Aim of the task> Check every line of the data below for the string "Daerah", and copy the ones that hold it.
+++ Provided information
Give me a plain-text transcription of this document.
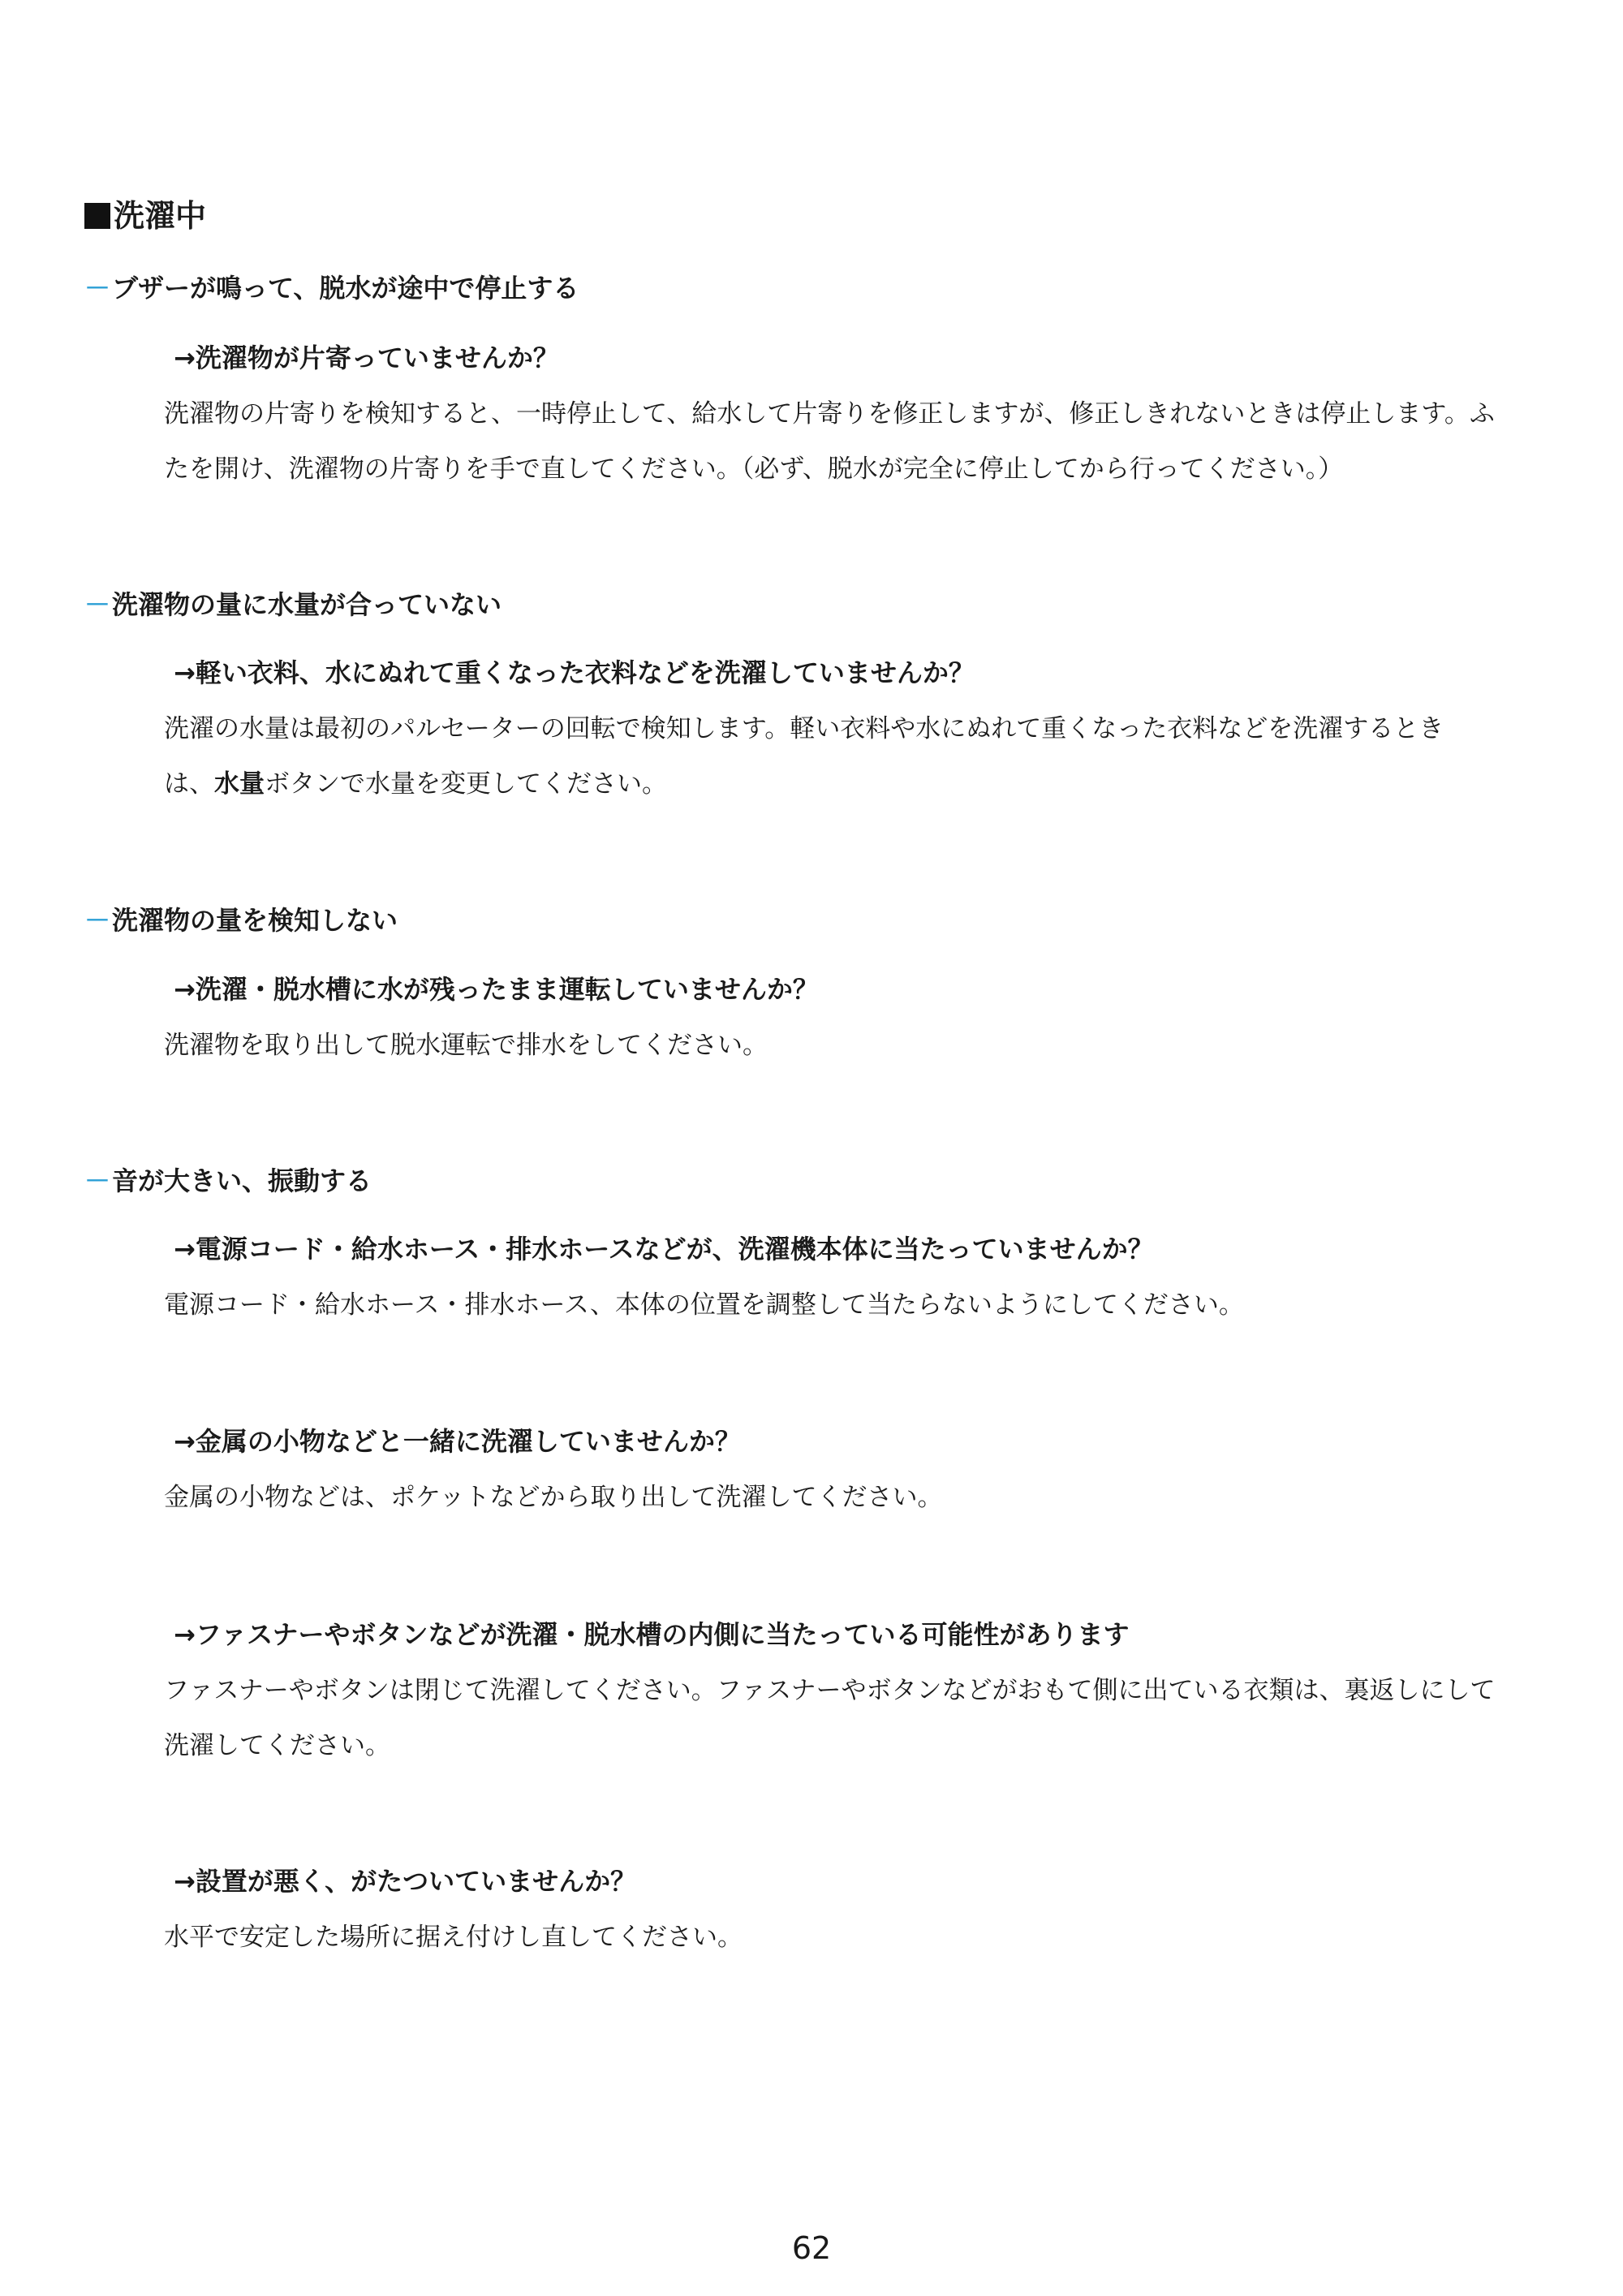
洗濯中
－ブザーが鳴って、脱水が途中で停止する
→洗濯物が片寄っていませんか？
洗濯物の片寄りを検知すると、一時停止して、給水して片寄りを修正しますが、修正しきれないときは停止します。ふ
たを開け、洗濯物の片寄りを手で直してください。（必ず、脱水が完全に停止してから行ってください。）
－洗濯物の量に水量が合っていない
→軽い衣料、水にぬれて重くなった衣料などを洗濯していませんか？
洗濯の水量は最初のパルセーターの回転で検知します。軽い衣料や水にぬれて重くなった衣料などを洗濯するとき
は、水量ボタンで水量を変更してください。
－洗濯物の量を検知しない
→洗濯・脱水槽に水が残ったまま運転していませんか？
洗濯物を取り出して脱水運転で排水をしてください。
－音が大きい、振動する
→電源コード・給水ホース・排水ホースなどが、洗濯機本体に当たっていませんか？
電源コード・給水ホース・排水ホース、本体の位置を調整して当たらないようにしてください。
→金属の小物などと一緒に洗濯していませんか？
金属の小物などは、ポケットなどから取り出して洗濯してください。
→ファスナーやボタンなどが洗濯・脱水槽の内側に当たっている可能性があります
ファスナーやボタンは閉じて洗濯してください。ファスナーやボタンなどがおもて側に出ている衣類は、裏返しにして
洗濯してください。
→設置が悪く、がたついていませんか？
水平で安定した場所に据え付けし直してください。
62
++++++
+++ Provided information
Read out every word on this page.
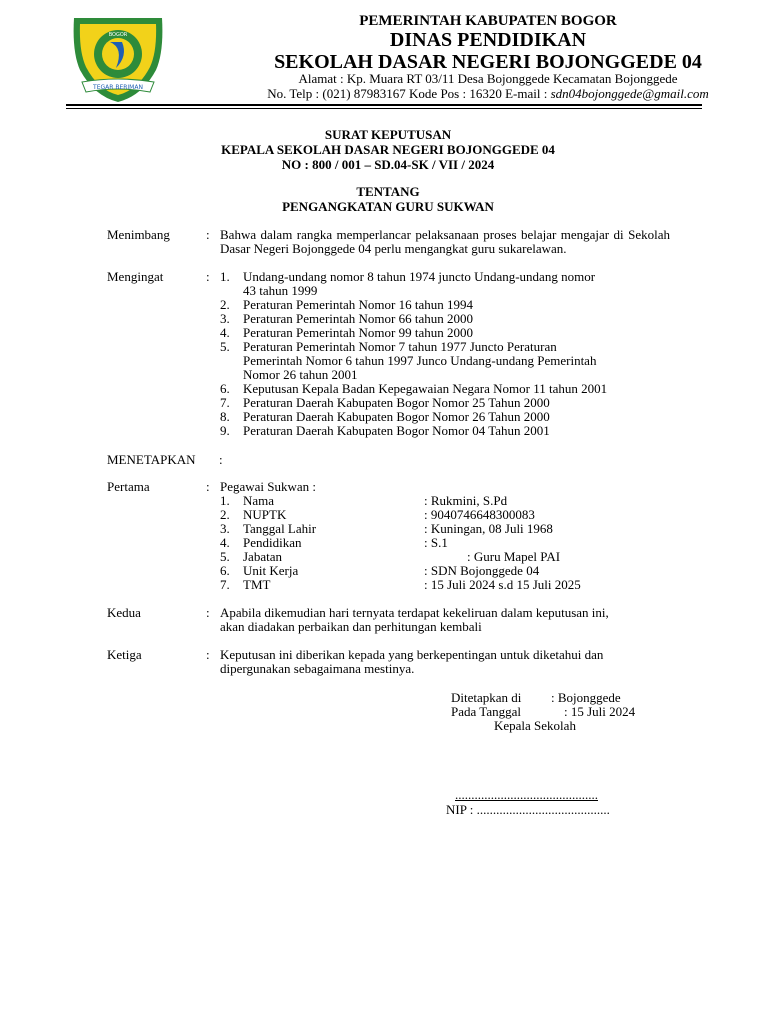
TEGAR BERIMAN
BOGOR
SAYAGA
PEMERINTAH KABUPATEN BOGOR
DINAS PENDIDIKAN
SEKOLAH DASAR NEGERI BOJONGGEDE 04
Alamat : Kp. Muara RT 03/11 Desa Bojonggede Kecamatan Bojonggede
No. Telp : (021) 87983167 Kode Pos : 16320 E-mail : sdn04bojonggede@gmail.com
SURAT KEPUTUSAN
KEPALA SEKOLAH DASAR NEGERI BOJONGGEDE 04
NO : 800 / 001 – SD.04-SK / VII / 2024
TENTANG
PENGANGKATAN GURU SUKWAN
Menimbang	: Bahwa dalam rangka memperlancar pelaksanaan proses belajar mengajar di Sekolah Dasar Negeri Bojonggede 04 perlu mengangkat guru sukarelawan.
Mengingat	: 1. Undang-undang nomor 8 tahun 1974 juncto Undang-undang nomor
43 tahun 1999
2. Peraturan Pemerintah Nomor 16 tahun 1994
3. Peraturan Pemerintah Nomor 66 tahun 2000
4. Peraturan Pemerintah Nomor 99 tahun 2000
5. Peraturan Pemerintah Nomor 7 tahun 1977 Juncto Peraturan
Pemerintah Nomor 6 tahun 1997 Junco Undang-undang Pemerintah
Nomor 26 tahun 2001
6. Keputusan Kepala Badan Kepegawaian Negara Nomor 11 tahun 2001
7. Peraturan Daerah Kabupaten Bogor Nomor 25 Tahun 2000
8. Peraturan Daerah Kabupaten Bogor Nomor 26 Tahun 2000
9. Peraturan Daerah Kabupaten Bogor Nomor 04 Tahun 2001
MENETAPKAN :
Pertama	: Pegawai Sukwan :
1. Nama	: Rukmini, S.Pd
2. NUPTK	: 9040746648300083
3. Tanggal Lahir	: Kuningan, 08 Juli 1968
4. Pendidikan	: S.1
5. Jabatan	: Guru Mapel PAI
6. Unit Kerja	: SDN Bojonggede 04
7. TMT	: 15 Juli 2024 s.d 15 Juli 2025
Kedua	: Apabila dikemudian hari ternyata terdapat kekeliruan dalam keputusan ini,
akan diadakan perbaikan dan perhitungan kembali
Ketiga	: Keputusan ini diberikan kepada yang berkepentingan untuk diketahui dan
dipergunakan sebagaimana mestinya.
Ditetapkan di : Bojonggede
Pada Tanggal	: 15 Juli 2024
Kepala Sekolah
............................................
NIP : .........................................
++++++
The response>
7. Peraturan Daerah Kabupaten Bogor Nomor 25 Tahun 2000
8. Peraturan Daerah Kabupaten Bogor Nomor 26 Tahun 2000
9. Peraturan Daerah Kabupaten Bogor Nomor 04 Tahun 2001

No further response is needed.